ENTRIES:
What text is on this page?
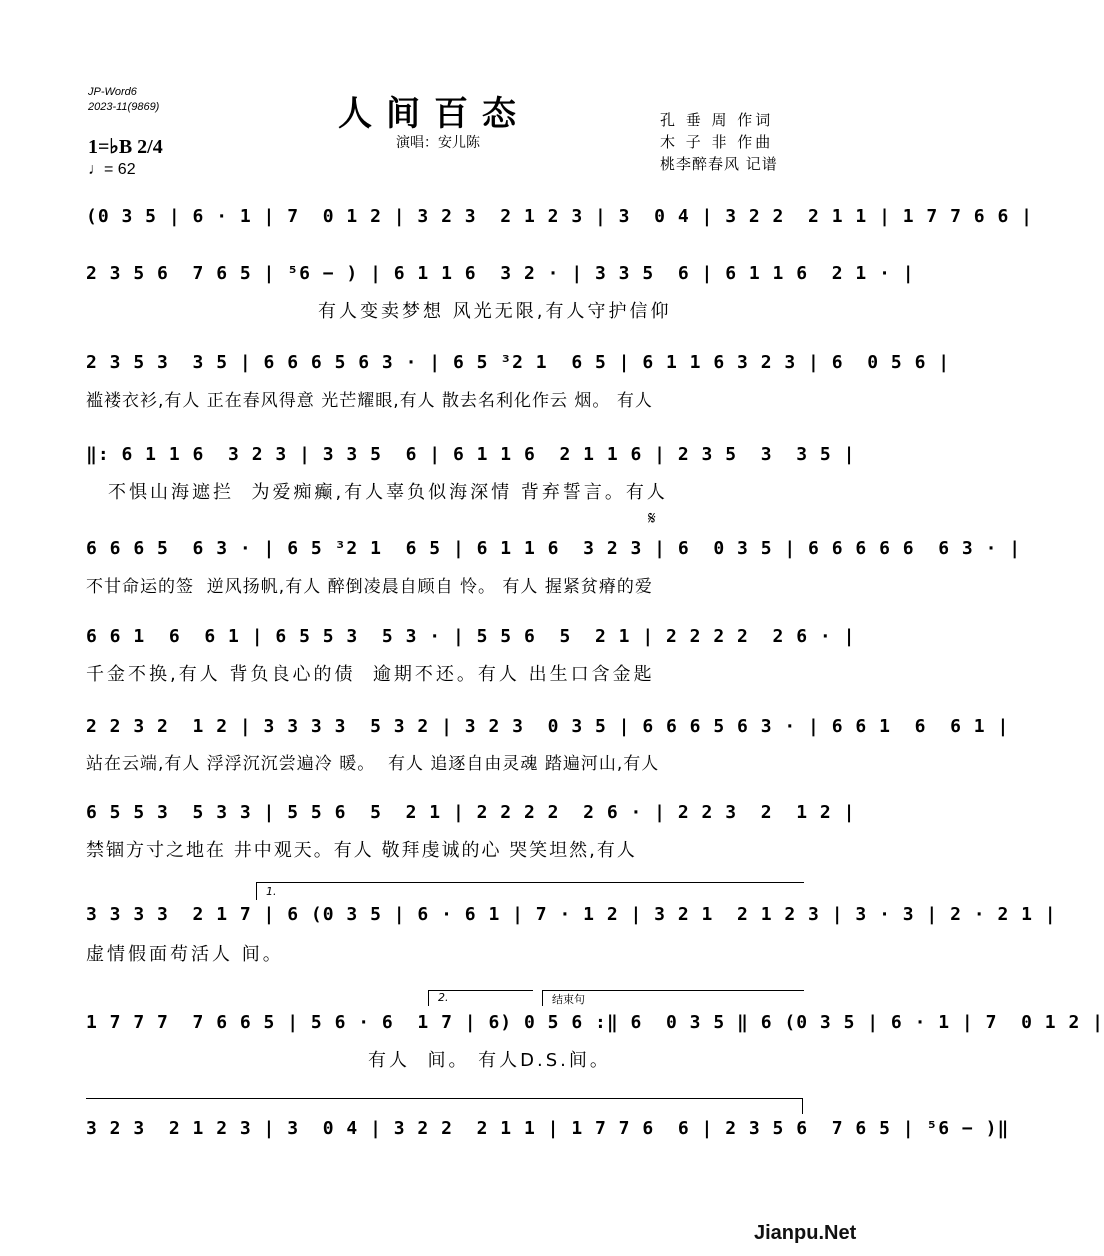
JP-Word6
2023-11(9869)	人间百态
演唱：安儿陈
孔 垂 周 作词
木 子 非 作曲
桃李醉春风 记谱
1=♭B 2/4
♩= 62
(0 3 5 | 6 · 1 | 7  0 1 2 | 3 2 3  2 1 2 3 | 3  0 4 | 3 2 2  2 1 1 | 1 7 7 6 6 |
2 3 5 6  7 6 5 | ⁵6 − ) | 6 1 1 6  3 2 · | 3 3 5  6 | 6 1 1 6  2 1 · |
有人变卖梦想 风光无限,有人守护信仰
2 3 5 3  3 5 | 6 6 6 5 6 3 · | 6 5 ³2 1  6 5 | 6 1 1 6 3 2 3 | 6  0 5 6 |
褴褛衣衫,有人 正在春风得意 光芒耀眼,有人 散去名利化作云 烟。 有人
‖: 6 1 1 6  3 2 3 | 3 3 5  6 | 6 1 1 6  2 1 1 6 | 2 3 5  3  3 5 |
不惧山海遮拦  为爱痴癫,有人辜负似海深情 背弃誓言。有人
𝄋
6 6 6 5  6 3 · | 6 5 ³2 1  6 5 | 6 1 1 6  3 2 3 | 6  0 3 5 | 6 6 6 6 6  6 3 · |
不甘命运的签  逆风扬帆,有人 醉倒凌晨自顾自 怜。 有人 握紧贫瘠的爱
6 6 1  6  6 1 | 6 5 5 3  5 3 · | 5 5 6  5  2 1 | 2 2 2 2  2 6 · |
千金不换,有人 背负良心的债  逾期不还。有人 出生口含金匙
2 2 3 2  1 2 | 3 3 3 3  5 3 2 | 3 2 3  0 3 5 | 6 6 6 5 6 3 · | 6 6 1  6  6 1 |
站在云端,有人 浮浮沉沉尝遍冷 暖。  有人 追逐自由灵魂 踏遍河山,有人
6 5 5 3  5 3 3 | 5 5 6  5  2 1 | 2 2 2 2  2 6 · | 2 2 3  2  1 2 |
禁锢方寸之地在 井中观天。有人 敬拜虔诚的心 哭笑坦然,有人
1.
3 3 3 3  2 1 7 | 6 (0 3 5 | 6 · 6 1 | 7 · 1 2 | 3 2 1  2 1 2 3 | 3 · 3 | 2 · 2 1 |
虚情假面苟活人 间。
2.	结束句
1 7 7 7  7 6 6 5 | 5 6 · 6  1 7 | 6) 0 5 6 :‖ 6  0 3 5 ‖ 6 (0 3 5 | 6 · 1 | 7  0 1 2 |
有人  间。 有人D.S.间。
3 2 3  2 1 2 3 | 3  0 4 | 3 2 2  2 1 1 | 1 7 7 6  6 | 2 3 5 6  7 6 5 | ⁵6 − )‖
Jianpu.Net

DIRECTION: Without the pictures, restate all the entries above exactly.

COMPLETE ANSWER:
What text is on this page?
JP-Word6
2023-11(9869)	人间百态
演唱：安儿陈
孔 垂 周 作词
木 子 非 作曲
桃李醉春风 记谱
1=♭B 2/4
♩= 62
(0 3 5 | 6 · 1 | 7  0 1 2 | 3 2 3  2 1 2 3 | 3  0 4 | 3 2 2  2 1 1 | 1 7 7 6 6 |
2 3 5 6  7 6 5 | ⁵6 − ) | 6 1 1 6  3 2 · | 3 3 5  6 | 6 1 1 6  2 1 · |
有人变卖梦想 风光无限,有人守护信仰
2 3 5 3  3 5 | 6 6 6 5 6 3 · | 6 5 ³2 1  6 5 | 6 1 1 6 3 2 3 | 6  0 5 6 |
褴褛衣衫,有人 正在春风得意 光芒耀眼,有人 散去名利化作云 烟。 有人
‖: 6 1 1 6  3 2 3 | 3 3 5  6 | 6 1 1 6  2 1 1 6 | 2 3 5  3  3 5 |
不惧山海遮拦  为爱痴癫,有人辜负似海深情 背弃誓言。有人
𝄋
6 6 6 5  6 3 · | 6 5 ³2 1  6 5 | 6 1 1 6  3 2 3 | 6  0 3 5 | 6 6 6 6 6  6 3 · |
不甘命运的签  逆风扬帆,有人 醉倒凌晨自顾自 怜。 有人 握紧贫瘠的爱
6 6 1  6  6 1 | 6 5 5 3  5 3 · | 5 5 6  5  2 1 | 2 2 2 2  2 6 · |
千金不换,有人 背负良心的债  逾期不还。有人 出生口含金匙
2 2 3 2  1 2 | 3 3 3 3  5 3 2 | 3 2 3  0 3 5 | 6 6 6 5 6 3 · | 6 6 1  6  6 1 |
站在云端,有人 浮浮沉沉尝遍冷 暖。  有人 追逐自由灵魂 踏遍河山,有人
6 5 5 3  5 3 3 | 5 5 6  5  2 1 | 2 2 2 2  2 6 · | 2 2 3  2  1 2 |
禁锢方寸之地在 井中观天。有人 敬拜虔诚的心 哭笑坦然,有人
1.
3 3 3 3  2 1 7 | 6 (0 3 5 | 6 · 6 1 | 7 · 1 2 | 3 2 1  2 1 2 3 | 3 · 3 | 2 · 2 1 |
虚情假面苟活人 间。
2.	结束句
1 7 7 7  7 6 6 5 | 5 6 · 6  1 7 | 6) 0 5 6 :‖ 6  0 3 5 ‖ 6 (0 3 5 | 6 · 1 | 7  0 1 2 |
有人  间。 有人D.S.间。
3 2 3  2 1 2 3 | 3  0 4 | 3 2 2  2 1 1 | 1 7 7 6  6 | 2 3 5 6  7 6 5 | ⁵6 − )‖
Jianpu.Net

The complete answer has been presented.